Dataset rows
• • • • • • •
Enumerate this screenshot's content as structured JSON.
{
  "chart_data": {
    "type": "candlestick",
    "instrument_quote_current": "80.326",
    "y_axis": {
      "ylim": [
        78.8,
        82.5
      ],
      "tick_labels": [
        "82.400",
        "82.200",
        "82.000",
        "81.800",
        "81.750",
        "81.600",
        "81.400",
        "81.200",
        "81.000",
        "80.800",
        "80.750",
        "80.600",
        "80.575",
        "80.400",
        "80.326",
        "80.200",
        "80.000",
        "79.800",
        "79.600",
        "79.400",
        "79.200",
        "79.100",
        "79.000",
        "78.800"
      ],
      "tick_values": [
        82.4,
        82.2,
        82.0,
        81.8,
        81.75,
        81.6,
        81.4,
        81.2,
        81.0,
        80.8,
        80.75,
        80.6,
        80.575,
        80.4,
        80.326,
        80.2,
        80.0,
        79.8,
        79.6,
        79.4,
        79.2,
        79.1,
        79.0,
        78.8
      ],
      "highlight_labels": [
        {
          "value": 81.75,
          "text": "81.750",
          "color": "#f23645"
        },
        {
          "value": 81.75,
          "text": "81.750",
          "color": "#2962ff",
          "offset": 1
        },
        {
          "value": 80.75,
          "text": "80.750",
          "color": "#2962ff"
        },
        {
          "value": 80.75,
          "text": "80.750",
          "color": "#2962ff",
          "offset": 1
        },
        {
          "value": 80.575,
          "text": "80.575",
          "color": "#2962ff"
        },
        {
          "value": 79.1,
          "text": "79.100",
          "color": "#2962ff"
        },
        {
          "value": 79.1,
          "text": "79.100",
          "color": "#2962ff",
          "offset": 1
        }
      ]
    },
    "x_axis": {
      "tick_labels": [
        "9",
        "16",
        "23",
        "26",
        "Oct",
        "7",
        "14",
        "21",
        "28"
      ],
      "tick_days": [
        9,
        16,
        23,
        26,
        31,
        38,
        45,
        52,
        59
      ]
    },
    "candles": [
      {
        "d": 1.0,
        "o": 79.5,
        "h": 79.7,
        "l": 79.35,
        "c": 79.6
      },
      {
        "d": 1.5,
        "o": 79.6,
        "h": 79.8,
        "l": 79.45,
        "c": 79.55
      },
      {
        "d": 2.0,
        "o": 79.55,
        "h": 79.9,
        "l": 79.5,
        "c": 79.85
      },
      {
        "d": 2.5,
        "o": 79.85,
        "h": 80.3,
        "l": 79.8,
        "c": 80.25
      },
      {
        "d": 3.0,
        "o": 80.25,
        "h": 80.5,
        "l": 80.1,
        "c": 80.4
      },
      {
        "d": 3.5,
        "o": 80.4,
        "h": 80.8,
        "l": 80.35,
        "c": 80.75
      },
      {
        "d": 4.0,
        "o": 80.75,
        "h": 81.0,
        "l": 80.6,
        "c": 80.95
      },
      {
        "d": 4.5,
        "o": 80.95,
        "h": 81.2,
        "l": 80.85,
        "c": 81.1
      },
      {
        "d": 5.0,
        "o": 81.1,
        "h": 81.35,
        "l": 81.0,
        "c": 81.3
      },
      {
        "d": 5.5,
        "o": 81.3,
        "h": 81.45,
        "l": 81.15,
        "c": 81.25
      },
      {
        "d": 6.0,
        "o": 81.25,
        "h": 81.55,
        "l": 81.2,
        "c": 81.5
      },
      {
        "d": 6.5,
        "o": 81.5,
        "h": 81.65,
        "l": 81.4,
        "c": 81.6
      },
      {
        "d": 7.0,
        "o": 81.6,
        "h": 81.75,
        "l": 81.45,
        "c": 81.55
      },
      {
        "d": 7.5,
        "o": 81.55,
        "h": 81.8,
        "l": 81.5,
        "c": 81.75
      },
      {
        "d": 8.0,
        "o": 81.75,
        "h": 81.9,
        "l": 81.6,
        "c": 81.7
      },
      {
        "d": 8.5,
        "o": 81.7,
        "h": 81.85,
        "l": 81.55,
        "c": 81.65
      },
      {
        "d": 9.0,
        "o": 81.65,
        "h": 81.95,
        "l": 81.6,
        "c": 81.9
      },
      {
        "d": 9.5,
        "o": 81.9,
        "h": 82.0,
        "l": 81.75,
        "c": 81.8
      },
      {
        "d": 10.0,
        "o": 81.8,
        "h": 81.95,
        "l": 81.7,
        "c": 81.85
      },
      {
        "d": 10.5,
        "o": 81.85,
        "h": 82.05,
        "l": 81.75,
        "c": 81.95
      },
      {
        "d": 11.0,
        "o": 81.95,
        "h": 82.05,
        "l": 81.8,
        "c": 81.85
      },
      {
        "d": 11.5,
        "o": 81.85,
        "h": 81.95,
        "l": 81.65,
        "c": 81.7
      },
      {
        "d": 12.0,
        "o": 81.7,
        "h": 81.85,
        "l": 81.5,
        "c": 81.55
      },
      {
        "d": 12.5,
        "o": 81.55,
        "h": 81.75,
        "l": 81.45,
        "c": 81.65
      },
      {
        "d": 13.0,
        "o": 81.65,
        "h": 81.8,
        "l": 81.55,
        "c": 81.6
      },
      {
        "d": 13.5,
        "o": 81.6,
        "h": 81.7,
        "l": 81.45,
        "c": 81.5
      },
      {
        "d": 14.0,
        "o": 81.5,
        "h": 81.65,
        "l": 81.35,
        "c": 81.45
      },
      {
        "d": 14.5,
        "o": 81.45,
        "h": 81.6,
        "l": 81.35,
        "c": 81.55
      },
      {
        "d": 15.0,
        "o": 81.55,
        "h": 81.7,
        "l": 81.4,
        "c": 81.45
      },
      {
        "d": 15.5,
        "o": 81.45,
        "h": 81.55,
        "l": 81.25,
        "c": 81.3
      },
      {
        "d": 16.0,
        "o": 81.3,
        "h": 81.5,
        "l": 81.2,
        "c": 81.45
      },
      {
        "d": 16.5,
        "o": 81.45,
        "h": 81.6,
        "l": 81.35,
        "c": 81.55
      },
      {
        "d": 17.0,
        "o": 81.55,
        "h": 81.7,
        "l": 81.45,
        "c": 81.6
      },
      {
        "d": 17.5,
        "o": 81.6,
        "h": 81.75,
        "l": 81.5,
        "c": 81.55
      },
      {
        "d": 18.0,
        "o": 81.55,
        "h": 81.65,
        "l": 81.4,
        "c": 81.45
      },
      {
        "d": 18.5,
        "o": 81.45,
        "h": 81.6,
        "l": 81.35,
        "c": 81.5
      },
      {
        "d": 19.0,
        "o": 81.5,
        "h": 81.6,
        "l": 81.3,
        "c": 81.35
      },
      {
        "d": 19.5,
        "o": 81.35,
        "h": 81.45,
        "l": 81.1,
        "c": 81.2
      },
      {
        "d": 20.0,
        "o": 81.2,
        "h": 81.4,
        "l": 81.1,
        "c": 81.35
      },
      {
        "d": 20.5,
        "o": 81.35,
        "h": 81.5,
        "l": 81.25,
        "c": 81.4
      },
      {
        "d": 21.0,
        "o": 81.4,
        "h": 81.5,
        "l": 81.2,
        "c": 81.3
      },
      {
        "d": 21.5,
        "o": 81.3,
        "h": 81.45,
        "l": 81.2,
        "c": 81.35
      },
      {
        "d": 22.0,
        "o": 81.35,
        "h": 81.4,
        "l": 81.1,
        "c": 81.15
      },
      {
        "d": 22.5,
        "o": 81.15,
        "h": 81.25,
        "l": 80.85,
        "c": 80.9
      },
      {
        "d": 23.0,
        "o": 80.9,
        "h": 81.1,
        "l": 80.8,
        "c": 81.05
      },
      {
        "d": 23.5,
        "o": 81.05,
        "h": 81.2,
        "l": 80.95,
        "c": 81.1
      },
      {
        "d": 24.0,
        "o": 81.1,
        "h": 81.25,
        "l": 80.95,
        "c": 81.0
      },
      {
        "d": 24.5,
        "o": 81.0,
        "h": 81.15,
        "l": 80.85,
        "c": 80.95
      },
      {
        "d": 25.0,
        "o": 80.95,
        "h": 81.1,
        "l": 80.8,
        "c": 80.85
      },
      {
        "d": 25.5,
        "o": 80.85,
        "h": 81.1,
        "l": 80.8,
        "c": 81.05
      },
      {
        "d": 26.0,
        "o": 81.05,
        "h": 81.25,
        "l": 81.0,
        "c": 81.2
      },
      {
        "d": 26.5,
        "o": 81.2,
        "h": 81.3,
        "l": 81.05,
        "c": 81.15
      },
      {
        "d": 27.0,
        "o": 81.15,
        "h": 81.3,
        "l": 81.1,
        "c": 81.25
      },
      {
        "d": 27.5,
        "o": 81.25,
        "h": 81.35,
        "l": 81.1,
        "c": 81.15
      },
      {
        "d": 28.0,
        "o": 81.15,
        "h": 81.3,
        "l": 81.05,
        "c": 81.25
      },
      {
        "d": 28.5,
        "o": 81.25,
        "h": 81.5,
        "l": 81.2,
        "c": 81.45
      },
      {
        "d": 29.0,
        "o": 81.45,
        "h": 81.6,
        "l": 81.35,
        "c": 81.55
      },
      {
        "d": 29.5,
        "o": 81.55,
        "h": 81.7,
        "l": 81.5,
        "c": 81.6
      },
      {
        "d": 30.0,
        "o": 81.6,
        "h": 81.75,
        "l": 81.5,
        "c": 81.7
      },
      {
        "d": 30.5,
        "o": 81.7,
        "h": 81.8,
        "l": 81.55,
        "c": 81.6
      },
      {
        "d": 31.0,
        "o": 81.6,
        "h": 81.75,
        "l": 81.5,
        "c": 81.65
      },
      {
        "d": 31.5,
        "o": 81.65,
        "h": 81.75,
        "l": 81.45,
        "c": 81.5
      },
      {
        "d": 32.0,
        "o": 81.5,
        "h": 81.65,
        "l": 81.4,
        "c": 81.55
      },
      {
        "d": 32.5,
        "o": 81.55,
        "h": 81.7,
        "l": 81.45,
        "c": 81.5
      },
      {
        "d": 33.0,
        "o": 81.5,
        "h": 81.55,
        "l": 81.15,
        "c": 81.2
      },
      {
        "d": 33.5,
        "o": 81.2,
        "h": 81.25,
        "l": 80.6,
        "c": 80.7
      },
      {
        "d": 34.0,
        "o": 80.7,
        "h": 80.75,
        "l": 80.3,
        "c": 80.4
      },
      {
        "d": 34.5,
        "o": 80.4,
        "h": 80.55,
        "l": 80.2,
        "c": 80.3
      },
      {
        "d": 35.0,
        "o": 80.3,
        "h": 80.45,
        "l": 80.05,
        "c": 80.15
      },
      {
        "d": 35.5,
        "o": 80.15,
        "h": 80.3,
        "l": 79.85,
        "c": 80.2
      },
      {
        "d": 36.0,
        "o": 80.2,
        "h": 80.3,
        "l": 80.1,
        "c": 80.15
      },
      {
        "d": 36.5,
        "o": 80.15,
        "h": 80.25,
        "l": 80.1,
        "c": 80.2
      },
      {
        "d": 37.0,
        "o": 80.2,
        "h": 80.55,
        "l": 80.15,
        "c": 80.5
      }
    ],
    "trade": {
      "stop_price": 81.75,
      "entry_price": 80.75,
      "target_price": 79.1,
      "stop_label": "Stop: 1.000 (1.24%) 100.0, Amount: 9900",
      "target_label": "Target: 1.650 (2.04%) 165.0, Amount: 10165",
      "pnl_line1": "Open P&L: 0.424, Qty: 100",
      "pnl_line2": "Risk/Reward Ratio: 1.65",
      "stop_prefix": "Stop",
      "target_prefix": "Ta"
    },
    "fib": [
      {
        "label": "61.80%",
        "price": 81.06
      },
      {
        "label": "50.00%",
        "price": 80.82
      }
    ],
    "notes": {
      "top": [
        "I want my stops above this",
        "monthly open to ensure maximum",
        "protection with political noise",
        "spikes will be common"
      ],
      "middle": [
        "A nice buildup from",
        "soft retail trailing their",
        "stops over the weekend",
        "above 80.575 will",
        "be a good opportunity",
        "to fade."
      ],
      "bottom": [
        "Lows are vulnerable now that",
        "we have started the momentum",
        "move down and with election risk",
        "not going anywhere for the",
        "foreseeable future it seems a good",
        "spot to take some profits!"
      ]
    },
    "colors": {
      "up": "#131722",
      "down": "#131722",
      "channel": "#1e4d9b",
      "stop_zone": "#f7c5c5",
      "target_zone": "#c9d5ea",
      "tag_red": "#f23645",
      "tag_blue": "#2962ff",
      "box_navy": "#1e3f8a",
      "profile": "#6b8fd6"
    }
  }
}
• • • • • • •
◆ Set task
Look over the listing above. Pick out and copy every line that includes "this".

◆ Reply to the task
Enumerate this screenshot's content as structured JSON.
        "I want my stops above this",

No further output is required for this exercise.